Problem statement: Look through the material below and count the lines that hold "copyrighten". Give that number by itself.

Source material:
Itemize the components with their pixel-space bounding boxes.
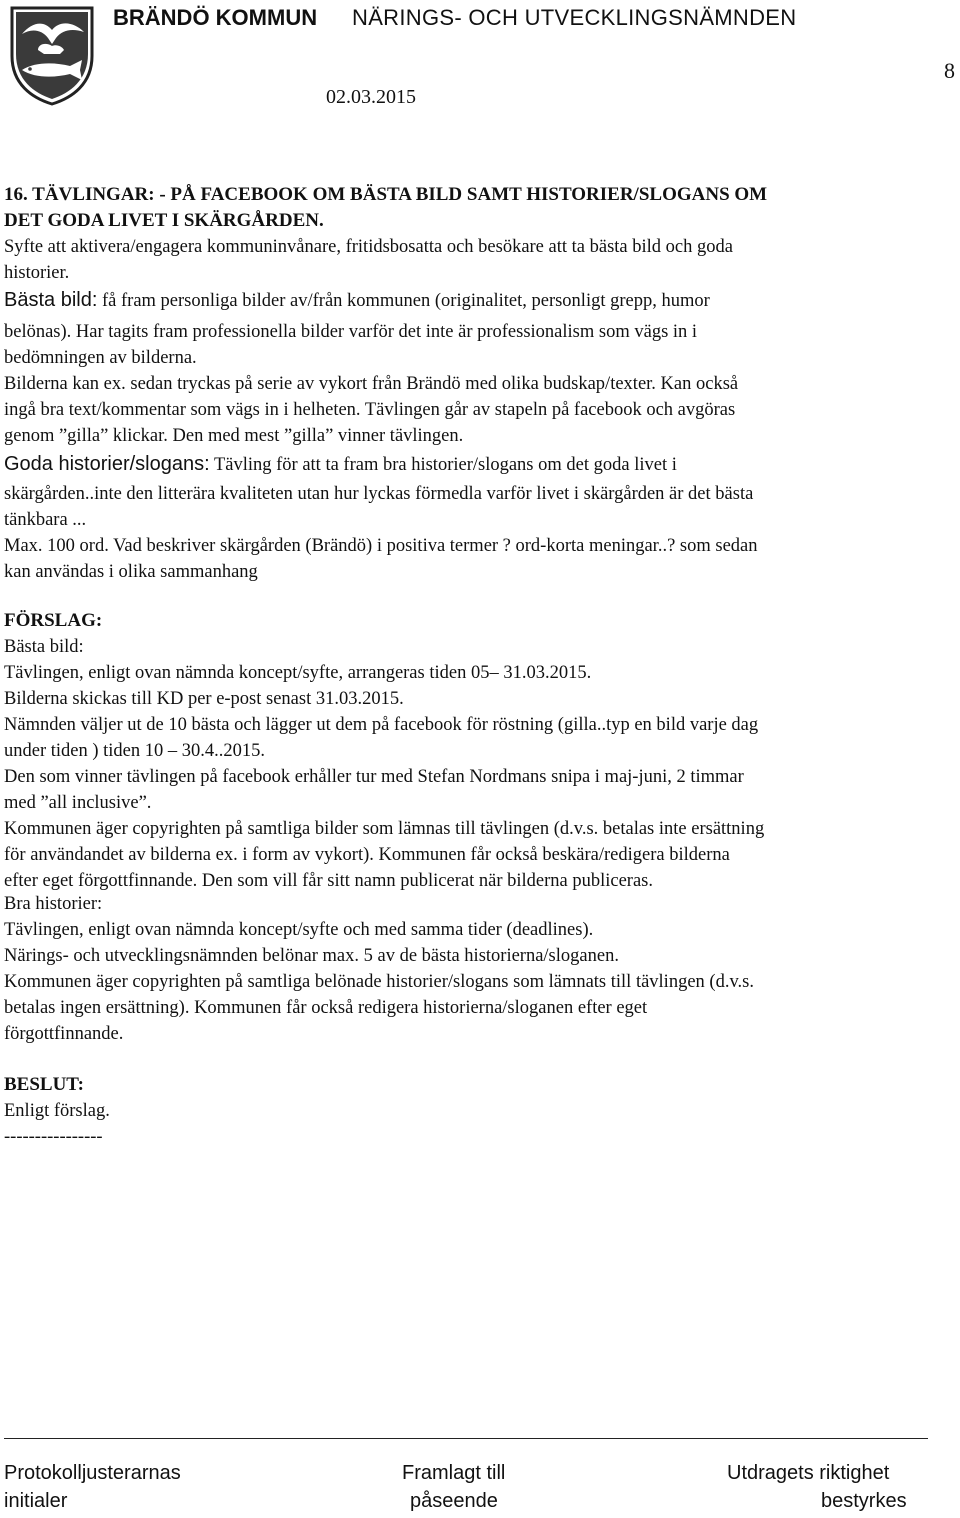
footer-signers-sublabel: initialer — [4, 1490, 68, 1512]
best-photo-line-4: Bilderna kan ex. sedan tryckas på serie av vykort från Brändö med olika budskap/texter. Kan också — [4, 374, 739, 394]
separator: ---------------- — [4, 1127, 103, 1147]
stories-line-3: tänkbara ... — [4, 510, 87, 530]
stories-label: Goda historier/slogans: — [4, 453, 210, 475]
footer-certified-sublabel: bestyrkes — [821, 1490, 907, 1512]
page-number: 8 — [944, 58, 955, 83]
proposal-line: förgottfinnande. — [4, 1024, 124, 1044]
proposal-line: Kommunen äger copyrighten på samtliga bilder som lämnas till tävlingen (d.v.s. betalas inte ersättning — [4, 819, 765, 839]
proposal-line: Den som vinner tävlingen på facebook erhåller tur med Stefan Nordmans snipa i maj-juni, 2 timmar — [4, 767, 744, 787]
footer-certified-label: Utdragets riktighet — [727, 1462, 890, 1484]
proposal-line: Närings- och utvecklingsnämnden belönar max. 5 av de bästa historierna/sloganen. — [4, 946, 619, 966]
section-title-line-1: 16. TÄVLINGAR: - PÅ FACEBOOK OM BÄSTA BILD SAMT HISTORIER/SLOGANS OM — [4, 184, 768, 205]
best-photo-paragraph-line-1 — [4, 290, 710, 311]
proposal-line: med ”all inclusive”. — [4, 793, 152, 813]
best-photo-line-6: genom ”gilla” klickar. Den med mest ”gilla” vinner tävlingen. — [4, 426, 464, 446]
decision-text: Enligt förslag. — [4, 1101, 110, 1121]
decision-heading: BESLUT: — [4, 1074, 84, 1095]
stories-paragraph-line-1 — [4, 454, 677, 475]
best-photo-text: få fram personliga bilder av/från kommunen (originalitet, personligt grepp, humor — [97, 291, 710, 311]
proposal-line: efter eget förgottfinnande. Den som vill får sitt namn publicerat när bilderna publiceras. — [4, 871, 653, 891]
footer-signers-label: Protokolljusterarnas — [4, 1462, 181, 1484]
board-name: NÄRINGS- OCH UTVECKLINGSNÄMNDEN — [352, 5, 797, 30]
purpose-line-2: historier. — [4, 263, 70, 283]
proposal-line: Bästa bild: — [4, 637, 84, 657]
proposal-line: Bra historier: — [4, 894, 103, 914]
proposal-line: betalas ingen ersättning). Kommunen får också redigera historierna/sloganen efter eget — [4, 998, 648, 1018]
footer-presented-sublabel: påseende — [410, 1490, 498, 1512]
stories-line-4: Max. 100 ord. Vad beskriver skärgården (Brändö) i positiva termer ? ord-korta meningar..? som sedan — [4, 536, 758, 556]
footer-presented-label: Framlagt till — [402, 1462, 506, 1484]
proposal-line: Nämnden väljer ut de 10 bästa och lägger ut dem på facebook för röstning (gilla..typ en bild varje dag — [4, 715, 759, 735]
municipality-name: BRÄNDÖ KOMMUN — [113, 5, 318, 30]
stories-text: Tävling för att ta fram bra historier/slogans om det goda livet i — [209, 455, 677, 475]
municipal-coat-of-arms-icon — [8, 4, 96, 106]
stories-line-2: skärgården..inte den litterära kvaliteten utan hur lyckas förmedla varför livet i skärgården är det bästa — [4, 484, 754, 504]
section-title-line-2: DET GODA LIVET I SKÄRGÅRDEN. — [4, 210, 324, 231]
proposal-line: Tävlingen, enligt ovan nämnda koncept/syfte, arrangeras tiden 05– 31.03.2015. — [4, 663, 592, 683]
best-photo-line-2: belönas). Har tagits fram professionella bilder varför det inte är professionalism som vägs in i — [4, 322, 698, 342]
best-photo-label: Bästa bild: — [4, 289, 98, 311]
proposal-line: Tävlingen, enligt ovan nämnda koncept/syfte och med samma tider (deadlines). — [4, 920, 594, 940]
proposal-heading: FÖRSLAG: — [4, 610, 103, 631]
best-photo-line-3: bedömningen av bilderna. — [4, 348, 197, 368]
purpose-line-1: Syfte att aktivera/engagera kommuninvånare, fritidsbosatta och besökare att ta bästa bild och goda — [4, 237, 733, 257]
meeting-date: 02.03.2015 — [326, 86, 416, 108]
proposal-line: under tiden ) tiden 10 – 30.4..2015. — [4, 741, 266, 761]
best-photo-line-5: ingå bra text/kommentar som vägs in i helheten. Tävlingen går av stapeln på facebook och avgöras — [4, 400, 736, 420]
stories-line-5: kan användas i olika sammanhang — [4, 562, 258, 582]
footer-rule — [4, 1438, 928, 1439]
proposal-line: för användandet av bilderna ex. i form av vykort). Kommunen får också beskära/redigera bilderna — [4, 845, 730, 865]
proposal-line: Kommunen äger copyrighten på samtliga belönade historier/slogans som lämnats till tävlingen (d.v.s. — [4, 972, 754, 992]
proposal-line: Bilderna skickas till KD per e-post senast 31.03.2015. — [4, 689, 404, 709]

Exercise response: 2